* start *
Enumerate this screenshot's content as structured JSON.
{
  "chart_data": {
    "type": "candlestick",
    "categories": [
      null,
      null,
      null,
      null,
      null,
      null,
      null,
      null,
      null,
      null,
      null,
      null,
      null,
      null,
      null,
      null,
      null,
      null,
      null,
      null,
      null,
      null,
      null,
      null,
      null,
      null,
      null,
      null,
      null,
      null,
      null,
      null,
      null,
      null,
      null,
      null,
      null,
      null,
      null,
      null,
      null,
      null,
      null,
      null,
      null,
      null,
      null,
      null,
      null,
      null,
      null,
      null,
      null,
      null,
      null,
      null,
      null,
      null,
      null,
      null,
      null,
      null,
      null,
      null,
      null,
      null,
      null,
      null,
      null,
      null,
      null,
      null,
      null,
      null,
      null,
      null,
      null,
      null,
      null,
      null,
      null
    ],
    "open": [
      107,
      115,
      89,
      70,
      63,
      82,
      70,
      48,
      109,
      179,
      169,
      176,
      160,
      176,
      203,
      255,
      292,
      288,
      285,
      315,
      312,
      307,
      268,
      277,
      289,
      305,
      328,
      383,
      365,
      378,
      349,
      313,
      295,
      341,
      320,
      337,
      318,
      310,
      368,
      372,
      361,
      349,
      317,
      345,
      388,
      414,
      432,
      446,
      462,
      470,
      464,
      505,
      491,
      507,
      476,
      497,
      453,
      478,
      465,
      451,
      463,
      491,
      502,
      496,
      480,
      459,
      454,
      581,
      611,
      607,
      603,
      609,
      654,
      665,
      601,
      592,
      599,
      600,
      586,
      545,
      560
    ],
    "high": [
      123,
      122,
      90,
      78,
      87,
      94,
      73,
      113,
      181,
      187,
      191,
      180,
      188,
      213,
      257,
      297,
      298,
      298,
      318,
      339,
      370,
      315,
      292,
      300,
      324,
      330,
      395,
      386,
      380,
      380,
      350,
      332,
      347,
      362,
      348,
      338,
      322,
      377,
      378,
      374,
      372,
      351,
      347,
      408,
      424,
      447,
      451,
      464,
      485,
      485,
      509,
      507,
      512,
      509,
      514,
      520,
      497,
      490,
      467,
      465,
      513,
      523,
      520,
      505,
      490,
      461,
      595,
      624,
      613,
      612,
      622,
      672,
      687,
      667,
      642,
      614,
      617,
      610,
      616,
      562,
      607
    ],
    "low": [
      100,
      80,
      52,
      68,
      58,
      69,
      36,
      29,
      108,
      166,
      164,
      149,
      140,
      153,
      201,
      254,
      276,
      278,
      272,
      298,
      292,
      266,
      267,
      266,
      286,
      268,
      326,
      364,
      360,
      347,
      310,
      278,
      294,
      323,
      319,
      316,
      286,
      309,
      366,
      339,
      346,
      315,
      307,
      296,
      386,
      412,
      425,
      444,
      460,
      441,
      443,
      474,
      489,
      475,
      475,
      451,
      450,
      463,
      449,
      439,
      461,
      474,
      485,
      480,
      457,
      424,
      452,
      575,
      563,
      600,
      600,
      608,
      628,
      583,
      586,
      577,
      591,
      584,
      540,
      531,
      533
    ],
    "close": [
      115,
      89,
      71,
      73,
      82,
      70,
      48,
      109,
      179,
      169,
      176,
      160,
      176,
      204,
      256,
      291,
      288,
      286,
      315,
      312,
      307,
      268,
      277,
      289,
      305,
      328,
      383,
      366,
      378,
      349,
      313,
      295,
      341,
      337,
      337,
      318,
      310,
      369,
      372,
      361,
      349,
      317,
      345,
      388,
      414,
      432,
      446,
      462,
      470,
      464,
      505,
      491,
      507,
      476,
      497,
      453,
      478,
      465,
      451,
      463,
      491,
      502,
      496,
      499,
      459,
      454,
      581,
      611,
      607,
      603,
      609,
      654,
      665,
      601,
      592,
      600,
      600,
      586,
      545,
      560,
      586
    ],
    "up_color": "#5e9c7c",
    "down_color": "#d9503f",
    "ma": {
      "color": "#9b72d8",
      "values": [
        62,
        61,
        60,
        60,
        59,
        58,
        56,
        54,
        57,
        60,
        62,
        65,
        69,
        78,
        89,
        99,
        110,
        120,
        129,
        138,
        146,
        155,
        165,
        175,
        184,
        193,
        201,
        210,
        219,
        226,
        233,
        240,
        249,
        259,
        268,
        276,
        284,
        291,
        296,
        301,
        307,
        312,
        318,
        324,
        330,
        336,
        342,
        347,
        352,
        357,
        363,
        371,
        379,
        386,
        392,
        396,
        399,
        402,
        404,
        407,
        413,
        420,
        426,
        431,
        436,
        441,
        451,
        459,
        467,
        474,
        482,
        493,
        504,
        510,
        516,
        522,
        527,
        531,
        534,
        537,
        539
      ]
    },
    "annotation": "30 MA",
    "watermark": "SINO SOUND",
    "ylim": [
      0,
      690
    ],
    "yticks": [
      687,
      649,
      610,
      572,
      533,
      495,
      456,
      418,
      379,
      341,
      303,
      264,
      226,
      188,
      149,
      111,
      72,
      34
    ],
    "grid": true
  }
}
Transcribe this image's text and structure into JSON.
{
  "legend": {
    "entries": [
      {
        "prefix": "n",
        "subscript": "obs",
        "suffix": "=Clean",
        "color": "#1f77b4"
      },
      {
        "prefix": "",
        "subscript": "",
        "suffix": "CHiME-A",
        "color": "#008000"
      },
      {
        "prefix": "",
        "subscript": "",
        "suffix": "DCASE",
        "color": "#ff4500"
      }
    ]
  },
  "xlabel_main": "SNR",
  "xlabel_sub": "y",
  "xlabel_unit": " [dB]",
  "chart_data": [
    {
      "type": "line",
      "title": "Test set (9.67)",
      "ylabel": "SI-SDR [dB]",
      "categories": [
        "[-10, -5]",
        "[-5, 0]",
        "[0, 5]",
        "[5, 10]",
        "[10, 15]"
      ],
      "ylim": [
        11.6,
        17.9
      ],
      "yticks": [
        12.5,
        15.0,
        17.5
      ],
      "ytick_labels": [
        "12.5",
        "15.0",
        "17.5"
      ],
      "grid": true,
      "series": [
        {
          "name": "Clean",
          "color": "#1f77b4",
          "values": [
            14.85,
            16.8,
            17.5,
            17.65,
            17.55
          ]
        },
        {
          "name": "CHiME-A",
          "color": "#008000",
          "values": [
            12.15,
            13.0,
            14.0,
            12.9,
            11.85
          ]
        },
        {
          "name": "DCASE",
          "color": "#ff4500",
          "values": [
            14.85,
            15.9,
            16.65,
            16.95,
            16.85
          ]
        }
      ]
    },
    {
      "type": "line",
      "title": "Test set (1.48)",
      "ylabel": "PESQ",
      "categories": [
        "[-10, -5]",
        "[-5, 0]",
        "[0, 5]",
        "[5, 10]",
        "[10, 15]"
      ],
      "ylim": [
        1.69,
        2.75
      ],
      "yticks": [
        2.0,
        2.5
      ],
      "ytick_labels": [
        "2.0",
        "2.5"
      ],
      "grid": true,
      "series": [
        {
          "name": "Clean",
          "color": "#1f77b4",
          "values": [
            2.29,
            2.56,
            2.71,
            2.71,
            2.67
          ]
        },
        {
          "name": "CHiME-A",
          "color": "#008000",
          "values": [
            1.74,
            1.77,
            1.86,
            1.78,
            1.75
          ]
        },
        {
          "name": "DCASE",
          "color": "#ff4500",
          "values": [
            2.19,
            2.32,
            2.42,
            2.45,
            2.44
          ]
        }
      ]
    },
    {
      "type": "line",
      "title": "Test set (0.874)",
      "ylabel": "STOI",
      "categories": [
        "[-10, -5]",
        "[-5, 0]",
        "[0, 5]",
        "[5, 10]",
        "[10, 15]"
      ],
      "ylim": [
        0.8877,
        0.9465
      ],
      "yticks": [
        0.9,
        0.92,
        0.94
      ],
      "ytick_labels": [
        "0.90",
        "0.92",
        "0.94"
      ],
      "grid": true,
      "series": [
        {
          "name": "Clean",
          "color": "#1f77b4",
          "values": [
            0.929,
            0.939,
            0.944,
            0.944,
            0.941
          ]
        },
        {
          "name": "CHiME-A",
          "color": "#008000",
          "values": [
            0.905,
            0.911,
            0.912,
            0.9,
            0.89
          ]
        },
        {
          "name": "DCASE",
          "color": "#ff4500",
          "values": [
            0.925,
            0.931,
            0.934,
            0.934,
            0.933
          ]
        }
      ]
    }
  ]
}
* end *
#### TASK TO CARRY OUT
Each line in the data that holds the string "title" should be found and copied.

#### RESPONSE TO THIS TASK
      "title": "Test set (9.67)",
      "title": "Test set (1.48)",
      "title": "Test set (0.874)",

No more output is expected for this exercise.